>>>>

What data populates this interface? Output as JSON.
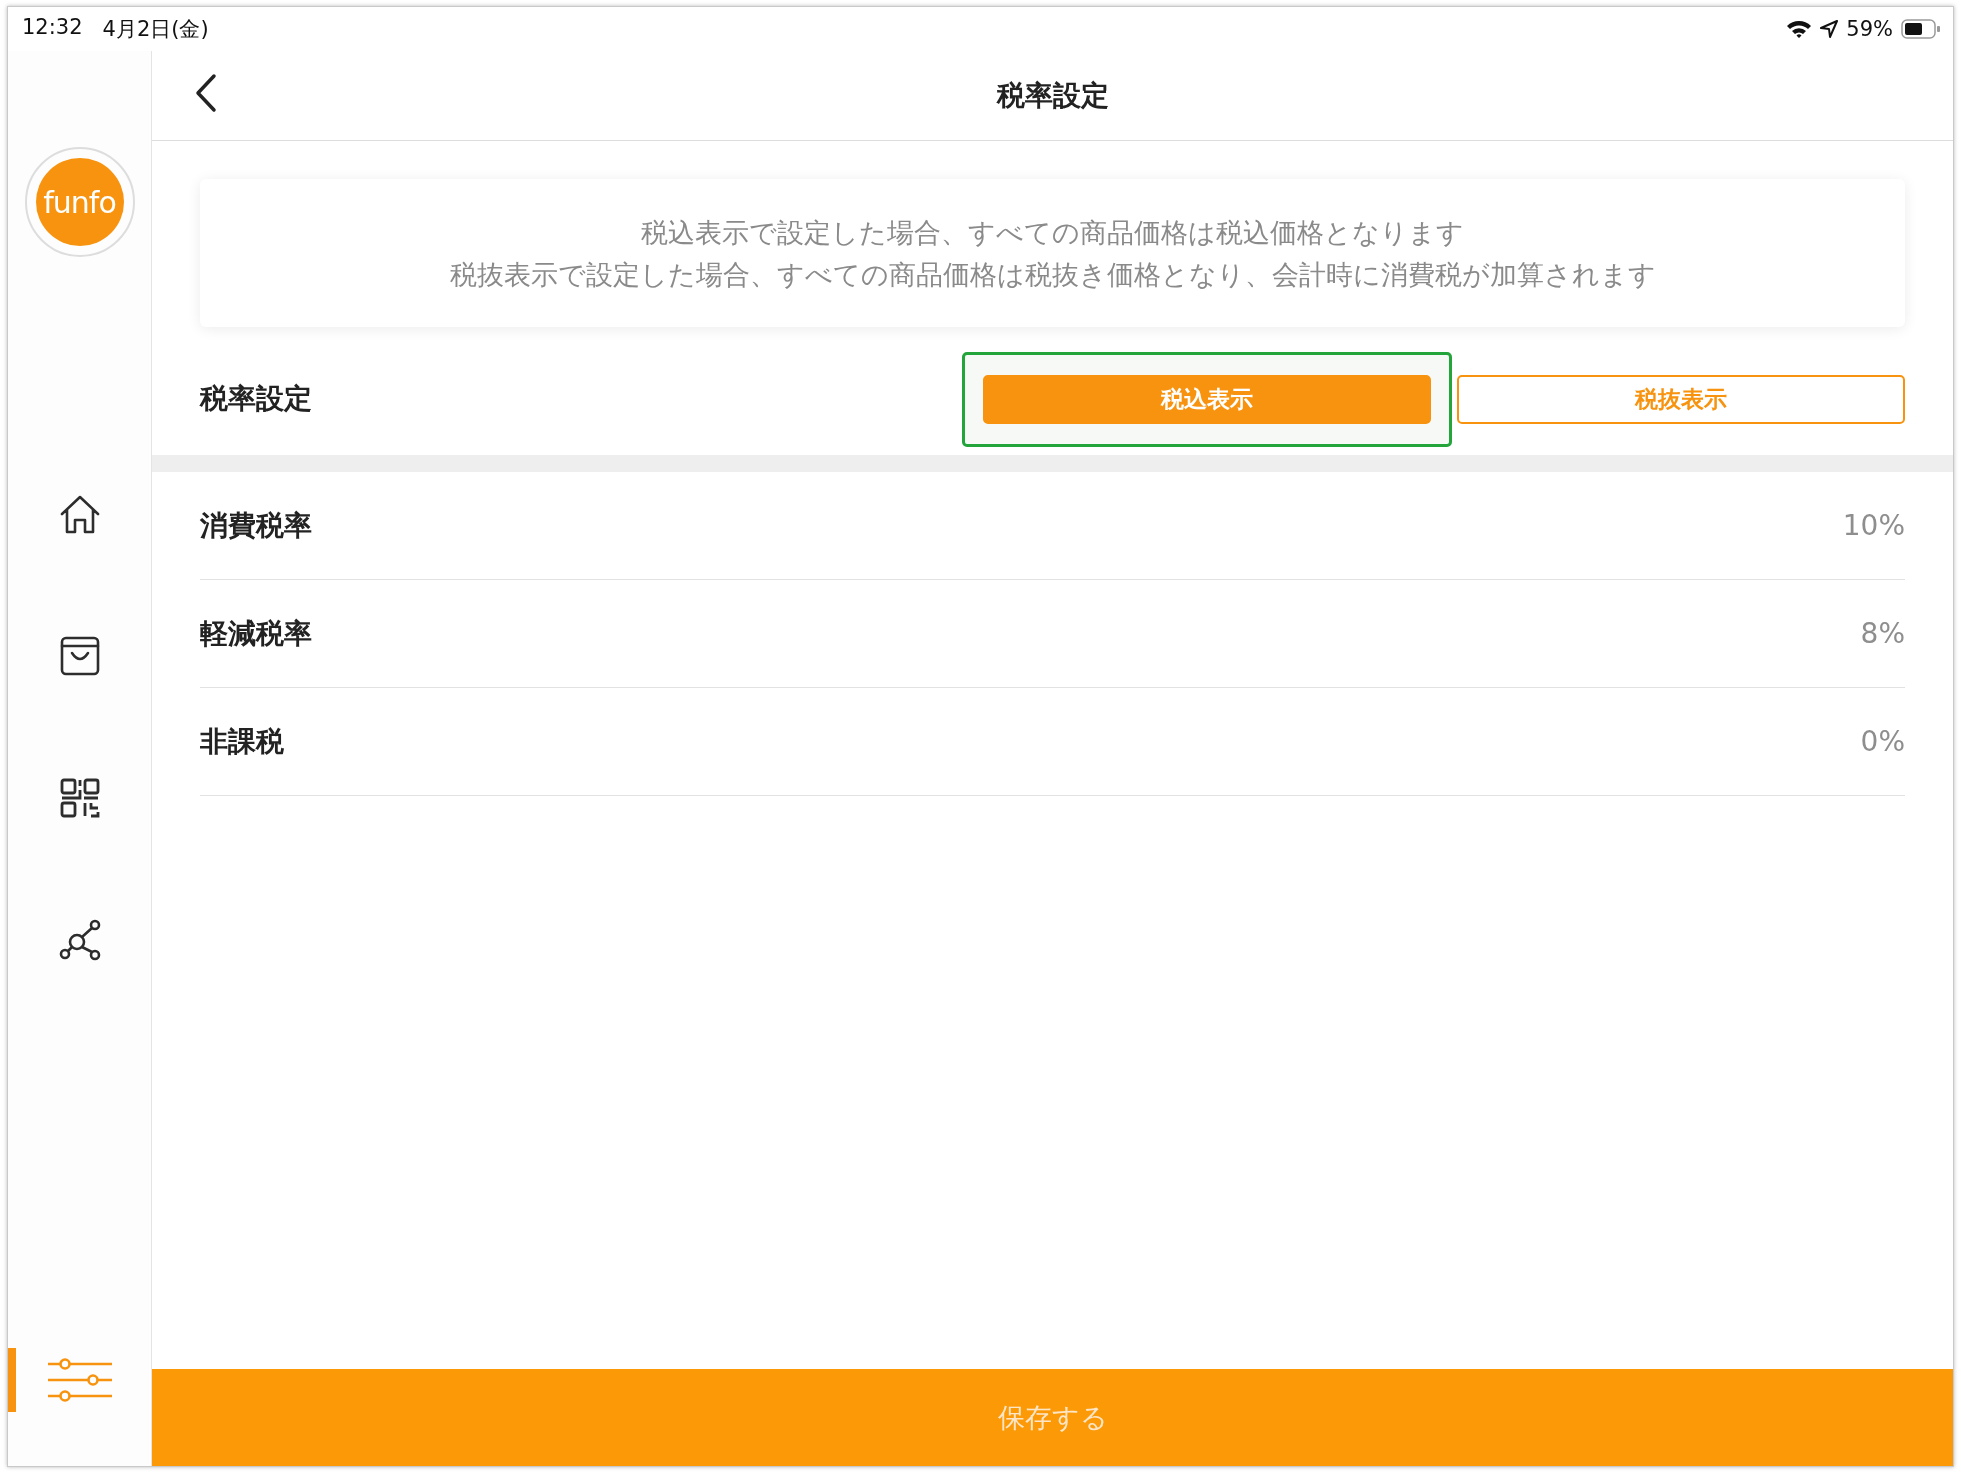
{
  "status_bar": {
    "time": "12:32",
    "date": "4月2日(金)",
    "battery": "59%"
  },
  "sidebar": {
    "logo": "funfo",
    "items": [
      {
        "kind": "home",
        "selected": false
      },
      {
        "kind": "bag",
        "selected": false
      },
      {
        "kind": "qr",
        "selected": false
      },
      {
        "kind": "network",
        "selected": false
      },
      {
        "kind": "sliders",
        "selected": true
      }
    ]
  },
  "header": {
    "title": "税率設定"
  },
  "notice": {
    "lines": [
      "税込表示で設定した場合、すべての商品価格は税込価格となります",
      "税抜表示で設定した場合、すべての商品価格は税抜き価格となり、会計時に消費税が加算されます"
    ]
  },
  "tax_display": {
    "label": "税率設定",
    "options": [
      {
        "label": "税込表示",
        "selected": true,
        "highlighted": true
      },
      {
        "label": "税抜表示",
        "selected": false,
        "highlighted": false
      }
    ]
  },
  "rates": [
    {
      "name": "消費税率",
      "value": "10%"
    },
    {
      "name": "軽減税率",
      "value": "8%"
    },
    {
      "name": "非課税",
      "value": "0%"
    }
  ],
  "save_button": "保存する"
}
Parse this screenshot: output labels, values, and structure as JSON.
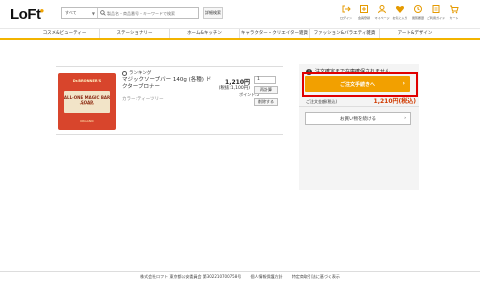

<<<<

Generate a word-for-word copy of the preceding records, excluding all pictures.

What data populates this interface? Output as JSON.
{
  "status_bar": {
    "time": "12:32",
    "date": "4月2日(金)",
    "battery": "59%"
  },
  "sidebar": {
    "logo": "funfo",
    "items": [
      {
        "kind": "home",
        "selected": false
      },
      {
        "kind": "bag",
        "selected": false
      },
      {
        "kind": "qr",
        "selected": false
      },
      {
        "kind": "network",
        "selected": false
      },
      {
        "kind": "sliders",
        "selected": true
      }
    ]
  },
  "header": {
    "title": "税率設定"
  },
  "notice": {
    "lines": [
      "税込表示で設定した場合、すべての商品価格は税込価格となります",
      "税抜表示で設定した場合、すべての商品価格は税抜き価格となり、会計時に消費税が加算されます"
    ]
  },
  "tax_display": {
    "label": "税率設定",
    "options": [
      {
        "label": "税込表示",
        "selected": true,
        "highlighted": true
      },
      {
        "label": "税抜表示",
        "selected": false,
        "highlighted": false
      }
    ]
  },
  "rates": [
    {
      "name": "消費税率",
      "value": "10%"
    },
    {
      "name": "軽減税率",
      "value": "8%"
    },
    {
      "name": "非課税",
      "value": "0%"
    }
  ],
  "save_button": "保存する"
}
Parse this screenshot: output labels, values, and structure as JSON.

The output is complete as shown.